SET TASK:
What follows is a set of entries. Repeat them exactly, but not their pictures.

PROVIDED MATERIAL:
══════
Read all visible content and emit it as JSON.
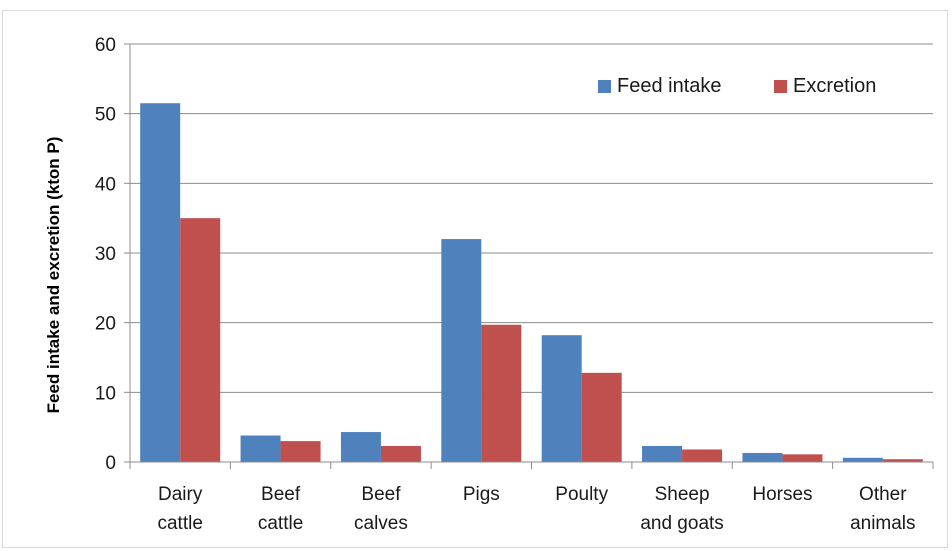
{
  "chart_data": {
    "type": "bar",
    "categories": [
      [
        "Dairy",
        "cattle"
      ],
      [
        "Beef",
        "cattle"
      ],
      [
        "Beef",
        "calves"
      ],
      [
        "Pigs"
      ],
      [
        "Poulty"
      ],
      [
        "Sheep",
        "and goats"
      ],
      [
        "Horses"
      ],
      [
        "Other",
        "animals"
      ]
    ],
    "series": [
      {
        "name": "Feed intake",
        "color": "#4f81bd",
        "values": [
          51.5,
          3.8,
          4.3,
          32.0,
          18.2,
          2.3,
          1.3,
          0.6
        ]
      },
      {
        "name": "Excretion",
        "color": "#c0504d",
        "values": [
          35.0,
          3.0,
          2.3,
          19.7,
          12.8,
          1.8,
          1.1,
          0.4
        ]
      }
    ],
    "ylabel": "Feed intake and excretion (kton P)",
    "xlabel": "",
    "ylim": [
      0,
      60
    ],
    "yticks": [
      "0",
      "10",
      "20",
      "30",
      "40",
      "50",
      "60"
    ],
    "grid": true,
    "legend_position": "top-right"
  }
}
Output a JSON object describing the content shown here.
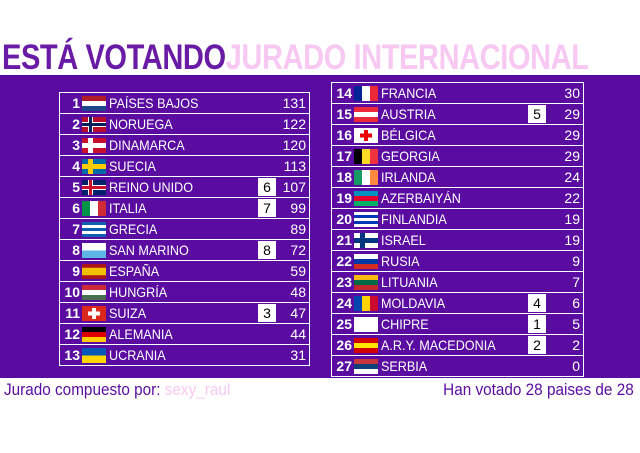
{
  "header": {
    "title_left": "ESTÁ VOTANDO",
    "title_right": "JURADO INTERNACIONAL"
  },
  "left_table": {
    "rows": [
      {
        "rank": 1,
        "country": "PAÍSES BAJOS",
        "total": 131
      },
      {
        "rank": 2,
        "country": "NORUEGA",
        "total": 122
      },
      {
        "rank": 3,
        "country": "DINAMARCA",
        "total": 120
      },
      {
        "rank": 4,
        "country": "SUECIA",
        "total": 113
      },
      {
        "rank": 5,
        "country": "REINO UNIDO",
        "points": 6,
        "total": 107
      },
      {
        "rank": 6,
        "country": "ITALIA",
        "points": 7,
        "total": 99
      },
      {
        "rank": 7,
        "country": "GRECIA",
        "total": 89
      },
      {
        "rank": 8,
        "country": "SAN MARINO",
        "points": 8,
        "total": 72
      },
      {
        "rank": 9,
        "country": "ESPAÑA",
        "total": 59
      },
      {
        "rank": 10,
        "country": "HUNGRÍA",
        "total": 48
      },
      {
        "rank": 11,
        "country": "SUIZA",
        "points": 3,
        "total": 47
      },
      {
        "rank": 12,
        "country": "ALEMANIA",
        "total": 44
      },
      {
        "rank": 13,
        "country": "UCRANIA",
        "total": 31
      }
    ]
  },
  "right_table": {
    "rows": [
      {
        "rank": 14,
        "country": "FRANCIA",
        "total": 30
      },
      {
        "rank": 15,
        "country": "AUSTRIA",
        "points": 5,
        "total": 29
      },
      {
        "rank": 16,
        "country": "BÉLGICA",
        "total": 29
      },
      {
        "rank": 17,
        "country": "GEORGIA",
        "total": 29
      },
      {
        "rank": 18,
        "country": "IRLANDA",
        "total": 24
      },
      {
        "rank": 19,
        "country": "AZERBAIYÁN",
        "total": 22
      },
      {
        "rank": 20,
        "country": "FINLANDIA",
        "total": 19
      },
      {
        "rank": 21,
        "country": "ISRAEL",
        "total": 19
      },
      {
        "rank": 22,
        "country": "RUSIA",
        "total": 9
      },
      {
        "rank": 23,
        "country": "LITUANIA",
        "total": 7
      },
      {
        "rank": 24,
        "country": "MOLDAVIA",
        "points": 4,
        "total": 6
      },
      {
        "rank": 25,
        "country": "CHIPRE",
        "points": 1,
        "total": 5
      },
      {
        "rank": 26,
        "country": "A.R.Y. MACEDONIA",
        "points": 2,
        "total": 2
      },
      {
        "rank": 27,
        "country": "SERBIA",
        "total": 0
      }
    ]
  },
  "footer": {
    "jury_label": "Jurado compuesto por:",
    "jury_name": "sexy_raul",
    "votes_status": "Han votado 28 paises de 28"
  }
}
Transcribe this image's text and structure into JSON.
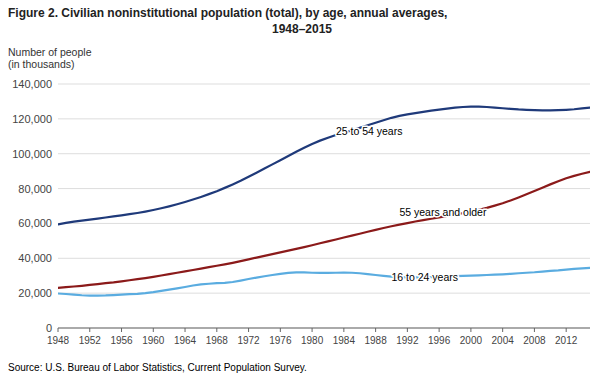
══════
FINISHED EXERCISE:
Read all visible content and emit it as JSON.
{
  "chart_data": {
    "type": "bar",
    "categories": [
      [
        "Dairy",
        "cattle"
      ],
      [
        "Beef",
        "cattle"
      ],
      [
        "Beef",
        "calves"
      ],
      [
        "Pigs"
      ],
      [
        "Poulty"
      ],
      [
        "Sheep",
        "and goats"
      ],
      [
        "Horses"
      ],
      [
        "Other",
        "animals"
      ]
    ],
    "series": [
      {
        "name": "Feed intake",
        "color": "#4f81bd",
        "values": [
          51.5,
          3.8,
          4.3,
          32.0,
          18.2,
          2.3,
          1.3,
          0.6
        ]
      },
      {
        "name": "Excretion",
        "color": "#c0504d",
        "values": [
          35.0,
          3.0,
          2.3,
          19.7,
          12.8,
          1.8,
          1.1,
          0.4
        ]
      }
    ],
    "ylabel": "Feed intake and excretion (kton P)",
    "xlabel": "",
    "ylim": [
      0,
      60
    ],
    "yticks": [
      "0",
      "10",
      "20",
      "30",
      "40",
      "50",
      "60"
    ],
    "grid": true,
    "legend_position": "top-right"
  }
}
Output a JSON object describing the content shown here.
{
  "header": {
    "title_left": "ESTÁ VOTANDO",
    "title_right": "JURADO INTERNACIONAL"
  },
  "left_table": {
    "rows": [
      {
        "rank": 1,
        "country": "PAÍSES BAJOS",
        "total": 131
      },
      {
        "rank": 2,
        "country": "NORUEGA",
        "total": 122
      },
      {
        "rank": 3,
        "country": "DINAMARCA",
        "total": 120
      },
      {
        "rank": 4,
        "country": "SUECIA",
        "total": 113
      },
      {
        "rank": 5,
        "country": "REINO UNIDO",
        "points": 6,
        "total": 107
      },
      {
        "rank": 6,
        "country": "ITALIA",
        "points": 7,
        "total": 99
      },
      {
        "rank": 7,
        "country": "GRECIA",
        "total": 89
      },
      {
        "rank": 8,
        "country": "SAN MARINO",
        "points": 8,
        "total": 72
      },
      {
        "rank": 9,
        "country": "ESPAÑA",
        "total": 59
      },
      {
        "rank": 10,
        "country": "HUNGRÍA",
        "total": 48
      },
      {
        "rank": 11,
        "country": "SUIZA",
        "points": 3,
        "total": 47
      },
      {
        "rank": 12,
        "country": "ALEMANIA",
        "total": 44
      },
      {
        "rank": 13,
        "country": "UCRANIA",
        "total": 31
      }
    ]
  },
  "right_table": {
    "rows": [
      {
        "rank": 14,
        "country": "FRANCIA",
        "total": 30
      },
      {
        "rank": 15,
        "country": "AUSTRIA",
        "points": 5,
        "total": 29
      },
      {
        "rank": 16,
        "country": "BÉLGICA",
        "total": 29
      },
      {
        "rank": 17,
        "country": "GEORGIA",
        "total": 29
      },
      {
        "rank": 18,
        "country": "IRLANDA",
        "total": 24
      },
      {
        "rank": 19,
        "country": "AZERBAIYÁN",
        "total": 22
      },
      {
        "rank": 20,
        "country": "FINLANDIA",
        "total": 19
      },
      {
        "rank": 21,
        "country": "ISRAEL",
        "total": 19
      },
      {
        "rank": 22,
        "country": "RUSIA",
        "total": 9
      },
      {
        "rank": 23,
        "country": "LITUANIA",
        "total": 7
      },
      {
        "rank": 24,
        "country": "MOLDAVIA",
        "points": 4,
        "total": 6
      },
      {
        "rank": 25,
        "country": "CHIPRE",
        "points": 1,
        "total": 5
      },
      {
        "rank": 26,
        "country": "A.R.Y. MACEDONIA",
        "points": 2,
        "total": 2
      },
      {
        "rank": 27,
        "country": "SERBIA",
        "total": 0
      }
    ]
  },
  "footer": {
    "jury_label": "Jurado compuesto por:",
    "jury_name": "sexy_raul",
    "votes_status": "Han votado 28 paises de 28"
  }
}
Transcribe this image's text and structure into JSON.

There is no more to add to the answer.